• _WHAT TO DO_
From the listing below, copy every line with the word "annotation".

Dataset rows:
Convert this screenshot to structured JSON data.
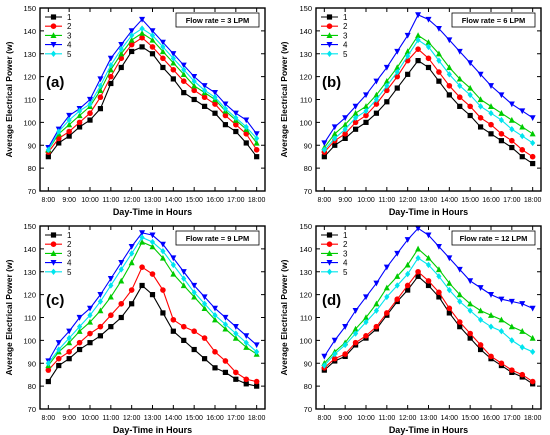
{
  "chart_data": [
    {
      "type": "line",
      "panel_label": "(a)",
      "annotation": "Flow rate = 3 LPM",
      "xlabel": "Day-Time in Hours",
      "ylabel": "Average Electrical Power (w)",
      "xticks": [
        "8:00",
        "9:00",
        "10:00",
        "11:00",
        "12:00",
        "13:00",
        "14:00",
        "15:00",
        "16:00",
        "17:00",
        "18:00"
      ],
      "x": [
        8,
        8.5,
        9,
        9.5,
        10,
        10.5,
        11,
        11.5,
        12,
        12.5,
        13,
        13.5,
        14,
        14.5,
        15,
        15.5,
        16,
        16.5,
        17,
        17.5,
        18
      ],
      "xlim": [
        7.6,
        18.4
      ],
      "ylim": [
        70,
        150
      ],
      "yticks": [
        70,
        80,
        90,
        100,
        110,
        120,
        130,
        140,
        150
      ],
      "legend_position": "top-left",
      "series": [
        {
          "name": "1",
          "values": [
            85,
            91,
            94,
            98,
            101,
            106,
            117,
            124,
            131,
            133,
            130,
            124,
            119,
            113,
            110,
            107,
            104,
            99,
            96,
            91,
            85
          ]
        },
        {
          "name": "2",
          "values": [
            87,
            93,
            96,
            100,
            104,
            111,
            120,
            128,
            134,
            137,
            133,
            128,
            123,
            118,
            114,
            111,
            108,
            103,
            99,
            95,
            88
          ]
        },
        {
          "name": "3",
          "values": [
            88,
            95,
            99,
            103,
            107,
            114,
            123,
            130,
            136,
            139,
            136,
            131,
            126,
            121,
            116,
            113,
            110,
            105,
            101,
            97,
            91
          ]
        },
        {
          "name": "4",
          "values": [
            89,
            97,
            103,
            106,
            110,
            119,
            128,
            134,
            140,
            145,
            140,
            135,
            130,
            125,
            120,
            116,
            113,
            108,
            104,
            101,
            95
          ]
        },
        {
          "name": "5",
          "values": [
            88,
            96,
            101,
            105,
            108,
            116,
            125,
            132,
            138,
            141,
            138,
            133,
            128,
            123,
            118,
            114,
            111,
            106,
            102,
            98,
            93
          ]
        }
      ]
    },
    {
      "type": "line",
      "panel_label": "(b)",
      "annotation": "Flow rate = 6 LPM",
      "xlabel": "Day-Time in Hours",
      "ylabel": "Average Electrical Power (w)",
      "xticks": [
        "8:00",
        "9:00",
        "10:00",
        "11:00",
        "12:00",
        "13:00",
        "14:00",
        "15:00",
        "16:00",
        "17:00",
        "18:00"
      ],
      "x": [
        8,
        8.5,
        9,
        9.5,
        10,
        10.5,
        11,
        11.5,
        12,
        12.5,
        13,
        13.5,
        14,
        14.5,
        15,
        15.5,
        16,
        16.5,
        17,
        17.5,
        18
      ],
      "xlim": [
        7.6,
        18.4
      ],
      "ylim": [
        70,
        150
      ],
      "yticks": [
        70,
        80,
        90,
        100,
        110,
        120,
        130,
        140,
        150
      ],
      "legend_position": "top-left",
      "series": [
        {
          "name": "1",
          "values": [
            85,
            90,
            93,
            97,
            100,
            104,
            109,
            115,
            121,
            127,
            124,
            118,
            112,
            107,
            103,
            98,
            95,
            92,
            89,
            85,
            82
          ]
        },
        {
          "name": "2",
          "values": [
            87,
            92,
            95,
            100,
            103,
            108,
            114,
            120,
            127,
            132,
            128,
            122,
            116,
            111,
            107,
            102,
            99,
            95,
            92,
            88,
            85
          ]
        },
        {
          "name": "3",
          "values": [
            89,
            95,
            99,
            104,
            107,
            112,
            118,
            124,
            131,
            138,
            135,
            130,
            124,
            119,
            115,
            110,
            107,
            104,
            101,
            98,
            95
          ]
        },
        {
          "name": "4",
          "values": [
            91,
            98,
            102,
            107,
            112,
            118,
            124,
            131,
            138,
            147,
            145,
            141,
            136,
            131,
            126,
            121,
            116,
            112,
            108,
            105,
            102
          ]
        },
        {
          "name": "5",
          "values": [
            88,
            93,
            97,
            102,
            105,
            110,
            116,
            122,
            129,
            136,
            133,
            127,
            121,
            116,
            112,
            107,
            104,
            101,
            97,
            94,
            91
          ]
        }
      ]
    },
    {
      "type": "line",
      "panel_label": "(c)",
      "annotation": "Flow rate = 9 LPM",
      "xlabel": "Day-Time in Hours",
      "ylabel": "Average Electrical Power (w)",
      "xticks": [
        "8:00",
        "9:00",
        "10:00",
        "11:00",
        "12:00",
        "13:00",
        "14:00",
        "15:00",
        "16:00",
        "17:00",
        "18:00"
      ],
      "x": [
        8,
        8.5,
        9,
        9.5,
        10,
        10.5,
        11,
        11.5,
        12,
        12.5,
        13,
        13.5,
        14,
        14.5,
        15,
        15.5,
        16,
        16.5,
        17,
        17.5,
        18
      ],
      "xlim": [
        7.6,
        18.4
      ],
      "ylim": [
        70,
        150
      ],
      "yticks": [
        70,
        80,
        90,
        100,
        110,
        120,
        130,
        140,
        150
      ],
      "legend_position": "top-left",
      "series": [
        {
          "name": "1",
          "values": [
            82,
            89,
            92,
            96,
            99,
            102,
            106,
            110,
            116,
            124,
            120,
            112,
            104,
            100,
            96,
            92,
            88,
            86,
            83,
            81,
            80
          ]
        },
        {
          "name": "2",
          "values": [
            87,
            92,
            95,
            99,
            103,
            106,
            111,
            116,
            122,
            132,
            129,
            122,
            109,
            106,
            104,
            101,
            95,
            91,
            86,
            83,
            82
          ]
        },
        {
          "name": "3",
          "values": [
            89,
            95,
            99,
            104,
            108,
            113,
            119,
            126,
            134,
            143,
            141,
            136,
            129,
            124,
            119,
            114,
            109,
            105,
            101,
            97,
            94
          ]
        },
        {
          "name": "4",
          "values": [
            91,
            99,
            104,
            110,
            114,
            120,
            127,
            134,
            141,
            147,
            146,
            142,
            136,
            130,
            124,
            119,
            114,
            110,
            106,
            102,
            98
          ]
        },
        {
          "name": "5",
          "values": [
            90,
            96,
            101,
            106,
            111,
            117,
            124,
            131,
            138,
            145,
            143,
            139,
            133,
            127,
            121,
            116,
            111,
            107,
            103,
            99,
            95
          ]
        }
      ]
    },
    {
      "type": "line",
      "panel_label": "(d)",
      "annotation": "Flow rate = 12 LPM",
      "xlabel": "Day-Time in Hours",
      "ylabel": "Average Electrical Power (w)",
      "xticks": [
        "8:00",
        "9:00",
        "10:00",
        "11:00",
        "12:00",
        "13:00",
        "14:00",
        "15:00",
        "16:00",
        "17:00",
        "18:00"
      ],
      "x": [
        8,
        8.5,
        9,
        9.5,
        10,
        10.5,
        11,
        11.5,
        12,
        12.5,
        13,
        13.5,
        14,
        14.5,
        15,
        15.5,
        16,
        16.5,
        17,
        17.5,
        18
      ],
      "xlim": [
        7.6,
        18.4
      ],
      "ylim": [
        70,
        150
      ],
      "yticks": [
        70,
        80,
        90,
        100,
        110,
        120,
        130,
        140,
        150
      ],
      "legend_position": "top-left",
      "series": [
        {
          "name": "1",
          "values": [
            87,
            91,
            93,
            98,
            101,
            105,
            111,
            117,
            122,
            128,
            124,
            119,
            112,
            106,
            101,
            96,
            92,
            89,
            86,
            84,
            81
          ]
        },
        {
          "name": "2",
          "values": [
            88,
            92,
            94,
            99,
            102,
            106,
            112,
            118,
            124,
            130,
            126,
            121,
            114,
            108,
            103,
            98,
            93,
            90,
            87,
            85,
            82
          ]
        },
        {
          "name": "3",
          "values": [
            90,
            95,
            99,
            105,
            110,
            116,
            123,
            128,
            133,
            140,
            136,
            131,
            125,
            120,
            116,
            113,
            111,
            109,
            106,
            104,
            101
          ]
        },
        {
          "name": "4",
          "values": [
            93,
            100,
            106,
            113,
            119,
            125,
            132,
            138,
            144,
            149,
            146,
            141,
            136,
            131,
            126,
            123,
            120,
            118,
            117,
            116,
            114
          ]
        },
        {
          "name": "5",
          "values": [
            89,
            94,
            98,
            103,
            108,
            113,
            119,
            124,
            129,
            136,
            133,
            128,
            122,
            117,
            113,
            109,
            106,
            104,
            100,
            97,
            95
          ]
        }
      ]
    }
  ],
  "series_styles": [
    {
      "color": "#000000",
      "marker": "square"
    },
    {
      "color": "#ff0000",
      "marker": "circle"
    },
    {
      "color": "#00cc00",
      "marker": "triangle-up"
    },
    {
      "color": "#0000ff",
      "marker": "triangle-down"
    },
    {
      "color": "#00e5ee",
      "marker": "diamond"
    }
  ]
}
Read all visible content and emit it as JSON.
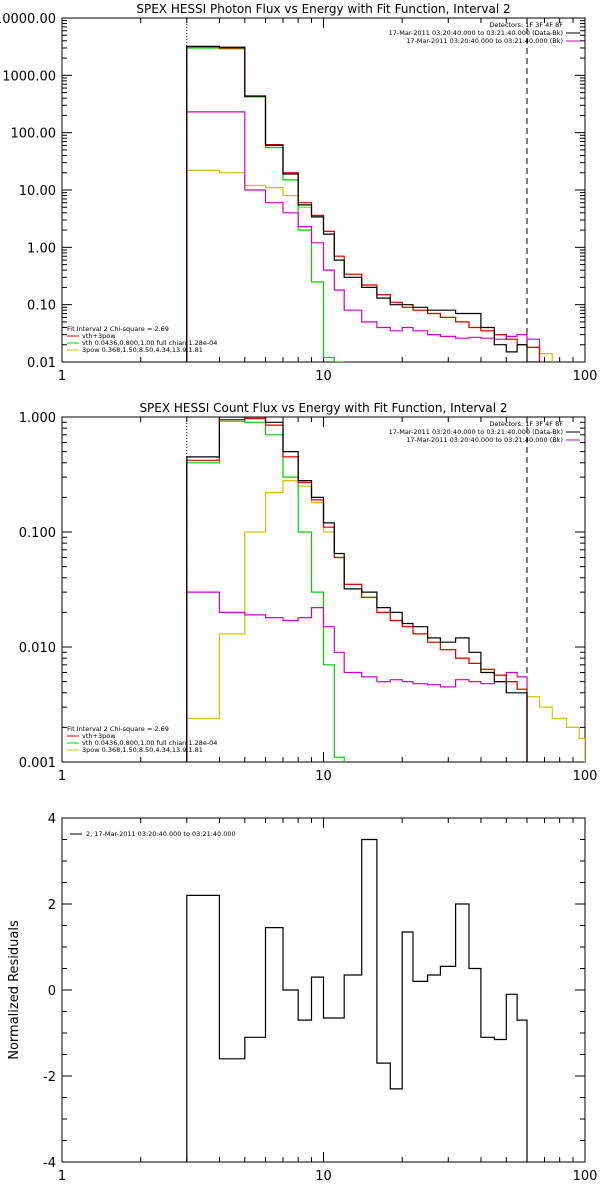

• _EXERCISE SOLUTION_
      "annotation": "Flow rate = 3 LPM",
      "annotation": "Flow rate = 6 LPM",
      "annotation": "Flow rate = 9 LPM",
      "annotation": "Flow rate = 12 LPM",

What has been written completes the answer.